- _EXERCISE AIM_: Copy every line with the string "title" in it.

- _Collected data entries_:
━━━━━━━━━━━━━━━━━━━━━━━━━━━━━━
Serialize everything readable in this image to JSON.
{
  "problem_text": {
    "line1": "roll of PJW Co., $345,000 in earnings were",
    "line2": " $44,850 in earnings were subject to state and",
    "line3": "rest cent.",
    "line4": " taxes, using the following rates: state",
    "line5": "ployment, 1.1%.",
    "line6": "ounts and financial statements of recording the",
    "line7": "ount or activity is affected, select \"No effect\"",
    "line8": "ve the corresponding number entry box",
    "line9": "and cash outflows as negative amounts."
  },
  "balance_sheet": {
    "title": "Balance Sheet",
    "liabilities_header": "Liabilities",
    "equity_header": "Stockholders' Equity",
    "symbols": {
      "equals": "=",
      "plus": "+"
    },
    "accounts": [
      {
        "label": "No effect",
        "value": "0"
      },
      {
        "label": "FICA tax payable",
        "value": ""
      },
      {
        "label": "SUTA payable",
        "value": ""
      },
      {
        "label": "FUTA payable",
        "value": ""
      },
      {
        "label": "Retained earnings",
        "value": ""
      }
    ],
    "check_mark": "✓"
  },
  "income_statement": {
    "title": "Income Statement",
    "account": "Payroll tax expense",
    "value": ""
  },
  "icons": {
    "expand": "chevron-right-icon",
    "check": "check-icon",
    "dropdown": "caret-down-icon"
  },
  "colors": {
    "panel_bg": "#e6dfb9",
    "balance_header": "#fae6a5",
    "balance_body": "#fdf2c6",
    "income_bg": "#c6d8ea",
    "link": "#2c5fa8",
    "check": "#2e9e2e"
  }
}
━━━━━━━━━━━━━━━━━━━━━━━━━━━━━━
- _ANSWER TO THE EXERCISE_:
    "title": "Balance Sheet",
    "title": "Income Statement",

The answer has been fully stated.